Print all records exactly, leaving nothing out.

==============================

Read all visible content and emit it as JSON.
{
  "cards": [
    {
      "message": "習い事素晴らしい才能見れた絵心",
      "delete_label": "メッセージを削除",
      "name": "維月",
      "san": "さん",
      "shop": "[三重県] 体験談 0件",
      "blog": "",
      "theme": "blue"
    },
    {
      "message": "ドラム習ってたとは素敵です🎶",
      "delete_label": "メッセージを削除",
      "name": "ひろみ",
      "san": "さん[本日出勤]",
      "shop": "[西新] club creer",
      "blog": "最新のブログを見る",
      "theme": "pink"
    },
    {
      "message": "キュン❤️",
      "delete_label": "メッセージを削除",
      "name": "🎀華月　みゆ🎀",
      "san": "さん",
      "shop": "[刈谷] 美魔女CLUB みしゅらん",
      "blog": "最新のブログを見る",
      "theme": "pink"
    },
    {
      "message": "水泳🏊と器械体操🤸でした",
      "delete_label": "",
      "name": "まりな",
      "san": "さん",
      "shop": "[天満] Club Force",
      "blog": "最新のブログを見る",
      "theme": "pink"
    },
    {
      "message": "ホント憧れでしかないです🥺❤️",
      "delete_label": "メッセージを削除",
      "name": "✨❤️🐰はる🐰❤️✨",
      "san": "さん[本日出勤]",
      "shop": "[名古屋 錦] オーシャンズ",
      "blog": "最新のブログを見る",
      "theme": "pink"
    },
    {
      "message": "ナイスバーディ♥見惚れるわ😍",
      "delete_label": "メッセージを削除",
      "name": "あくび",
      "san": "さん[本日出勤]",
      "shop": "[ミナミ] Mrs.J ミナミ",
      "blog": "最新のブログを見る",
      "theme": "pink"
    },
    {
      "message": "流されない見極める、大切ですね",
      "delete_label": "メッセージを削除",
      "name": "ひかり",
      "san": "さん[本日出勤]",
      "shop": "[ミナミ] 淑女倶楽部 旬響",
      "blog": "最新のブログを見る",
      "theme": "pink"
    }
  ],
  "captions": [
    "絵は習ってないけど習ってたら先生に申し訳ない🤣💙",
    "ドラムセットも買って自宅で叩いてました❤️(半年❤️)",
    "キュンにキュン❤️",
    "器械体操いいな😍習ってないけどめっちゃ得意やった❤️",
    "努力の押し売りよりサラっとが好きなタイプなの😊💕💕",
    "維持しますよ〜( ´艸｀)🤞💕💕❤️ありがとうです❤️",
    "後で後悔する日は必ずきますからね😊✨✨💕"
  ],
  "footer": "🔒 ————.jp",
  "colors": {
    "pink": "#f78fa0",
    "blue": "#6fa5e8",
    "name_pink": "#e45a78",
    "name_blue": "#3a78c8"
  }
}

==============================

■ **Output of the task**
Read all visible content and emit it as JSON.
{
  "cards": [
    {
      "message": "習い事素晴らしい才能見れた絵心",
      "delete_label": "メッセージを削除",
      "name": "維月",
      "san": "さん",
      "shop": "[三重県] 体験談 0件",
      "blog": "",
      "theme": "blue"
    },
    {
      "message": "ドラム習ってたとは素敵です🎶",
      "delete_label": "メッセージを削除",
      "name": "ひろみ",
      "san": "さん[本日出勤]",
      "shop": "[西新] club creer",
      "blog": "最新のブログを見る",
      "theme": "pink"
    },
    {
      "message": "キュン❤️",
      "delete_label": "メッセージを削除",
      "name": "🎀華月　みゆ🎀",
      "san": "さん",
      "shop": "[刈谷] 美魔女CLUB みしゅらん",
      "blog": "最新のブログを見る",
      "theme": "pink"
    },
    {
      "message": "水泳🏊と器械体操🤸でした",
      "delete_label": "",
      "name": "まりな",
      "san": "さん",
      "shop": "[天満] Club Force",
      "blog": "最新のブログを見る",
      "theme": "pink"
    },
    {
      "message": "ホント憧れでしかないです🥺❤️",
      "delete_label": "メッセージを削除",
      "name": "✨❤️🐰はる🐰❤️✨",
      "san": "さん[本日出勤]",
      "shop": "[名古屋 錦] オーシャンズ",
      "blog": "最新のブログを見る",
      "theme": "pink"
    },
    {
      "message": "ナイスバーディ♥見惚れるわ😍",
      "delete_label": "メッセージを削除",
      "name": "あくび",
      "san": "さん[本日出勤]",
      "shop": "[ミナミ] Mrs.J ミナミ",
      "blog": "最新のブログを見る",
      "theme": "pink"
    },
    {
      "message": "流されない見極める、大切ですね",
      "delete_label": "メッセージを削除",
      "name": "ひかり",
      "san": "さん[本日出勤]",
      "shop": "[ミナミ] 淑女倶楽部 旬響",
      "blog": "最新のブログを見る",
      "theme": "pink"
    }
  ],
  "captions": [
    "絵は習ってないけど習ってたら先生に申し訳ない🤣💙",
    "ドラムセットも買って自宅で叩いてました❤️(半年❤️)",
    "キュンにキュン❤️",
    "器械体操いいな😍習ってないけどめっちゃ得意やった❤️",
    "努力の押し売りよりサラっとが好きなタイプなの😊💕💕",
    "維持しますよ〜( ´艸｀)🤞💕💕❤️ありがとうです❤️",
    "後で後悔する日は必ずきますからね😊✨✨💕"
  ],
  "footer": "🔒 ————.jp",
  "colors": {
    "pink": "#f78fa0",
    "blue": "#6fa5e8",
    "name_pink": "#e45a78",
    "name_blue": "#3a78c8"
  }
}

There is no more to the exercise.